* [Instructions to follow] Print everything from the very start of the entries down to the line containing "- study-area-boundary: [16, 49, 2193, 1418]", including both ends, with every character unchanged.

* [Materials provided]
┄┄┄┄┄┄┄┄┄┄

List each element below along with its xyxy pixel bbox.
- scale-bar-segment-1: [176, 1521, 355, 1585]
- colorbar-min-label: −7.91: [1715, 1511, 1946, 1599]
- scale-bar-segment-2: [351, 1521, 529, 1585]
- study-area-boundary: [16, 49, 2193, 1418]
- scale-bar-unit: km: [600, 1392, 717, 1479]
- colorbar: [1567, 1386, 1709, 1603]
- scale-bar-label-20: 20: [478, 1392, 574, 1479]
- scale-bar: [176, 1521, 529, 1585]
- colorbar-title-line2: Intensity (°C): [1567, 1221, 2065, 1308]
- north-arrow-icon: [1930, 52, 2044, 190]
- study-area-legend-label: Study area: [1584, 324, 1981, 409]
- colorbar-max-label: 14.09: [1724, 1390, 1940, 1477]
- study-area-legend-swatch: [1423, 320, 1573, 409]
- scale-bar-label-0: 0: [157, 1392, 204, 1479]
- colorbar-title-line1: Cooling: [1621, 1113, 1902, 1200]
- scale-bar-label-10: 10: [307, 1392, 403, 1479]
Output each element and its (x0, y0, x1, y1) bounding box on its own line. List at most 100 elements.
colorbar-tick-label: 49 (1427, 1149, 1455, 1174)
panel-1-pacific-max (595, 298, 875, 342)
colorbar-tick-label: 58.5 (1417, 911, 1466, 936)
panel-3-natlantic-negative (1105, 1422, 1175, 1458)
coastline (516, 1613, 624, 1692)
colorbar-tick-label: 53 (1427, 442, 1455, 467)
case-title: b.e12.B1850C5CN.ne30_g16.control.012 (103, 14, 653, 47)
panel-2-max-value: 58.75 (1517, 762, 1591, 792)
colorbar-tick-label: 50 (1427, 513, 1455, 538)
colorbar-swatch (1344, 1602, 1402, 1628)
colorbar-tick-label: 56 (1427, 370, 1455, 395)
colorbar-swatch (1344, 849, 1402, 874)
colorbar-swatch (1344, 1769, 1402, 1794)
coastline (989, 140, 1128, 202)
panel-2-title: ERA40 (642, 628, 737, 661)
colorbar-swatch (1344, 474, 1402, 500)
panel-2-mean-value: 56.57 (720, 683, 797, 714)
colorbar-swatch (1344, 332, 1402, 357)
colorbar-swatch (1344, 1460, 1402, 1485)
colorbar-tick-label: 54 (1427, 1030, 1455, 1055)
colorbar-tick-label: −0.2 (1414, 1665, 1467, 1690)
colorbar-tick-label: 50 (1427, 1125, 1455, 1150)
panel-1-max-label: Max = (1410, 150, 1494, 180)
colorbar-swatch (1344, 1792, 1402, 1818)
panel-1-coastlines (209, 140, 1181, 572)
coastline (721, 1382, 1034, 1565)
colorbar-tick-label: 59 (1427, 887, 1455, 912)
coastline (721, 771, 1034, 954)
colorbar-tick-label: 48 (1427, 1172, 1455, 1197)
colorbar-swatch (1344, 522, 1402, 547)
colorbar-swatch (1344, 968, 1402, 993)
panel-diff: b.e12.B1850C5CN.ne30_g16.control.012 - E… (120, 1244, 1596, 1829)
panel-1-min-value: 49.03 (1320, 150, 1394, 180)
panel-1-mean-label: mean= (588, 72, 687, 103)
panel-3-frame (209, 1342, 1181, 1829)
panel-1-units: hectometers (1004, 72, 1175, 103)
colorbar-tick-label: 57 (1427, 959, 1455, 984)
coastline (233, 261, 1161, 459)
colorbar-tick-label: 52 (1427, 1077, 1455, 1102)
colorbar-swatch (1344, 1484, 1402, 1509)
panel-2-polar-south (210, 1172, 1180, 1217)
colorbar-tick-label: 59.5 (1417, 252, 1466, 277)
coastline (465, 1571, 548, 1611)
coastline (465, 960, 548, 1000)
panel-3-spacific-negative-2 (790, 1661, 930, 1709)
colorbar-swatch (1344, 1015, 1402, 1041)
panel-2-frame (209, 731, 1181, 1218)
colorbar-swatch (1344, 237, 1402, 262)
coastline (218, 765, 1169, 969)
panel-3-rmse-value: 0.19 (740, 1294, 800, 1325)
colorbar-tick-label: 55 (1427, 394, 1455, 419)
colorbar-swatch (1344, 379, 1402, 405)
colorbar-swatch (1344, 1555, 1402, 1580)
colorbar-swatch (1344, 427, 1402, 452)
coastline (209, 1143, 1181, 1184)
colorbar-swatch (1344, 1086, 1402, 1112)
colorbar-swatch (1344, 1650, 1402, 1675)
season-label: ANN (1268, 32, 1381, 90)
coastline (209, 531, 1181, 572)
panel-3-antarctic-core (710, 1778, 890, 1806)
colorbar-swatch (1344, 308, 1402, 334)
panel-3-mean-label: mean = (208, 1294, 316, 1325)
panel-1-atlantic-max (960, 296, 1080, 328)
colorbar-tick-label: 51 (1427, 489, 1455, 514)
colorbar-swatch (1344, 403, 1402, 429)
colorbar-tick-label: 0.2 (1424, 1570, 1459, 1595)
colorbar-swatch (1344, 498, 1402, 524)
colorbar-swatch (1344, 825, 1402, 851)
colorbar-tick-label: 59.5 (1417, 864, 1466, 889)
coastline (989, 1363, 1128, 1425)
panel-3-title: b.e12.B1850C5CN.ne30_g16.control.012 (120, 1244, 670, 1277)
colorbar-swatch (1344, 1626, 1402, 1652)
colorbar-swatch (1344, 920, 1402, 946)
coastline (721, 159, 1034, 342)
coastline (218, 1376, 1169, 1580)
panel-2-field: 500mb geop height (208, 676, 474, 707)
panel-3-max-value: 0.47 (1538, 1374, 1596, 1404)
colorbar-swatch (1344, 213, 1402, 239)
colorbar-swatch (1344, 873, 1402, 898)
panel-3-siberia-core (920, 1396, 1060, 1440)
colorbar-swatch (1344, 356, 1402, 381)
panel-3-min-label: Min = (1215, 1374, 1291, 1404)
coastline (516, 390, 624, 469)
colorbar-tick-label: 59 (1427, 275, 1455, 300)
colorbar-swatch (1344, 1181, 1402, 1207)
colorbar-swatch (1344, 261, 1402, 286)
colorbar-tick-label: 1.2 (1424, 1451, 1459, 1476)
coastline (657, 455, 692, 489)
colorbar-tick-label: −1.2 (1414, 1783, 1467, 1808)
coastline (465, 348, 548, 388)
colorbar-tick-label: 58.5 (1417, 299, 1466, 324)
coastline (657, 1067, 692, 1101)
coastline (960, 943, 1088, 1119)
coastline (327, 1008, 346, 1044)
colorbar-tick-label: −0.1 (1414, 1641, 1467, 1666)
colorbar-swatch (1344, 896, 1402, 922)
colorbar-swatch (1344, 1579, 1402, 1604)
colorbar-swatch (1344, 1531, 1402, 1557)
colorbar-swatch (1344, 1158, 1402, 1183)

┄┄┄┄┄┄┄┄┄┄

* [Problem solution]
List each element below along with its xyxy pixel bbox.
- scale-bar-segment-1: [176, 1521, 355, 1585]
- colorbar-min-label: −7.91: [1715, 1511, 1946, 1599]
- scale-bar-segment-2: [351, 1521, 529, 1585]
- study-area-boundary: [16, 49, 2193, 1418]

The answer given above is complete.